++++ EXCERPTED DATA

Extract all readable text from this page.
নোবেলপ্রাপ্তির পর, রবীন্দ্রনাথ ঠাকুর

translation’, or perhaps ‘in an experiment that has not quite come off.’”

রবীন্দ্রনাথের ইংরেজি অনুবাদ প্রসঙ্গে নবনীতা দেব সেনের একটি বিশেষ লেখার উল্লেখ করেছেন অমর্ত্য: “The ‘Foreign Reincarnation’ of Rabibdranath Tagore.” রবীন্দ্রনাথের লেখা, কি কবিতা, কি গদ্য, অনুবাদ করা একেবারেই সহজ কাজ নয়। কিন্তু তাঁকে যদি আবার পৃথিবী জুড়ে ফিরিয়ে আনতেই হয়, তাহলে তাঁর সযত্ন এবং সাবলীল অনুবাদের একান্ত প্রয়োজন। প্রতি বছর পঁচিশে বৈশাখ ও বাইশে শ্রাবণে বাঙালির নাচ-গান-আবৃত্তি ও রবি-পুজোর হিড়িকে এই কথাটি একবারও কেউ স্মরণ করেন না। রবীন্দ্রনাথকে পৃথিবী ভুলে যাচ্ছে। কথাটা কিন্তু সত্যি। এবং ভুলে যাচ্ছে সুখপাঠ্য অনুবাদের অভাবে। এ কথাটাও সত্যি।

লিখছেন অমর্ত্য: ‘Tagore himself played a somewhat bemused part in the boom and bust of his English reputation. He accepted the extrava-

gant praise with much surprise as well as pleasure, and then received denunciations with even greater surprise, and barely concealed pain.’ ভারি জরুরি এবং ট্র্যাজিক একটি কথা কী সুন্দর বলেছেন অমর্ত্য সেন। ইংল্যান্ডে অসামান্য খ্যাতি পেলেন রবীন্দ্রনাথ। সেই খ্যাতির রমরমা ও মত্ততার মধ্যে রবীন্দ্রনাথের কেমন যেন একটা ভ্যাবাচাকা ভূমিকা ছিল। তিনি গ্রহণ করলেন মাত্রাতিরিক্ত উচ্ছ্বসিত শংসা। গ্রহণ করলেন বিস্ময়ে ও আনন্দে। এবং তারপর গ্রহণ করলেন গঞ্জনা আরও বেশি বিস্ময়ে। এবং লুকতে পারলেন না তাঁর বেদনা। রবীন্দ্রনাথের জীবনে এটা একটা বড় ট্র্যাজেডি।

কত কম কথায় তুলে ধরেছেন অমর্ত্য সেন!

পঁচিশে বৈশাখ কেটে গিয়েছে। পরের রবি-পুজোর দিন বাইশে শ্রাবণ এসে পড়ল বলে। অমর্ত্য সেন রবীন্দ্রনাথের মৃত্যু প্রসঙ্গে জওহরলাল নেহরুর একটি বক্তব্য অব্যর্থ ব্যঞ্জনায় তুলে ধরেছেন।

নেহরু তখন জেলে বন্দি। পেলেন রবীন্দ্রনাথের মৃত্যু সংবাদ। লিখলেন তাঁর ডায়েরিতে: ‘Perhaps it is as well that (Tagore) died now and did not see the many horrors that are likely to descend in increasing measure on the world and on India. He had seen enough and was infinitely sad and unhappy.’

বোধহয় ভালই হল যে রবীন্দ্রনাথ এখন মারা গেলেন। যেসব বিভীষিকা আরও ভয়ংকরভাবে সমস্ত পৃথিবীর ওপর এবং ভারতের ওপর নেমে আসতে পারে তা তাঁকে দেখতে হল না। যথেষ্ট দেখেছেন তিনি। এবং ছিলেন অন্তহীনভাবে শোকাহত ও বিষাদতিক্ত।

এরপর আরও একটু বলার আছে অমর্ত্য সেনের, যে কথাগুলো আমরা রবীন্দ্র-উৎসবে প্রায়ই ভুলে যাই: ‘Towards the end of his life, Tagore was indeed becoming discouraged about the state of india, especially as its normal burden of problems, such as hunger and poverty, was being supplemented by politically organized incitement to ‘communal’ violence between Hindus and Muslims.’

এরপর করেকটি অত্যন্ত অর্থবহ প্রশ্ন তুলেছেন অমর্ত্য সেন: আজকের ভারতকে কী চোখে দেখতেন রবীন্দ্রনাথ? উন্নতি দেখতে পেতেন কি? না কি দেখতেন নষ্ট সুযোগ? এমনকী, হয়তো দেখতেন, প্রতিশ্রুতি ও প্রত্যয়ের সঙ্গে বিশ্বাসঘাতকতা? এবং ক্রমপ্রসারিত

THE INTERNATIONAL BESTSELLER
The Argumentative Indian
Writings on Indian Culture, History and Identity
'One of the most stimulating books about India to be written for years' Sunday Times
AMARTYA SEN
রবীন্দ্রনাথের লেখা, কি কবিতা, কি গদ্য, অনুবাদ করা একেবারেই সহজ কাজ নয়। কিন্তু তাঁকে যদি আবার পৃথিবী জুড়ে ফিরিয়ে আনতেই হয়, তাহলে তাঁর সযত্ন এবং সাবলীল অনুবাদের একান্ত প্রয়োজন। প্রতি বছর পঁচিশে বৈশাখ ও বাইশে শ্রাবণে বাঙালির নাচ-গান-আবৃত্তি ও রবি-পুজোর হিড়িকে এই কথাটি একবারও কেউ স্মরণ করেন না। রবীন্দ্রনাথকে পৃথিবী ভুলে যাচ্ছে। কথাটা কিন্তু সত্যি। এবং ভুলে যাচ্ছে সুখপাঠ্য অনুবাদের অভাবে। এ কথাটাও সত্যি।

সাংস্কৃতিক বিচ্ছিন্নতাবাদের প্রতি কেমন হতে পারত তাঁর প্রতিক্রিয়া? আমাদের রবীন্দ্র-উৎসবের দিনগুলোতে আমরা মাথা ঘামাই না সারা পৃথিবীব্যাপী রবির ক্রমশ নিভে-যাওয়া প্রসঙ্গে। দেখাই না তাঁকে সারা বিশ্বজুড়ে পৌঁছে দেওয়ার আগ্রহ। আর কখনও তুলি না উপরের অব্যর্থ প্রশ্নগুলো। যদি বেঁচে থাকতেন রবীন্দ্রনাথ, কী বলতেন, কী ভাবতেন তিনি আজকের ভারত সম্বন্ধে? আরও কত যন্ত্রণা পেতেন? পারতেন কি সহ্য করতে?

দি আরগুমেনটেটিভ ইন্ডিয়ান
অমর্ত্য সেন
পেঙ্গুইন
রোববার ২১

++++++++

• [WHAT YOU WILL DO]:
Tell how many lines include "that". The number is the whole answer.

• [CORRECT RESULT]:
2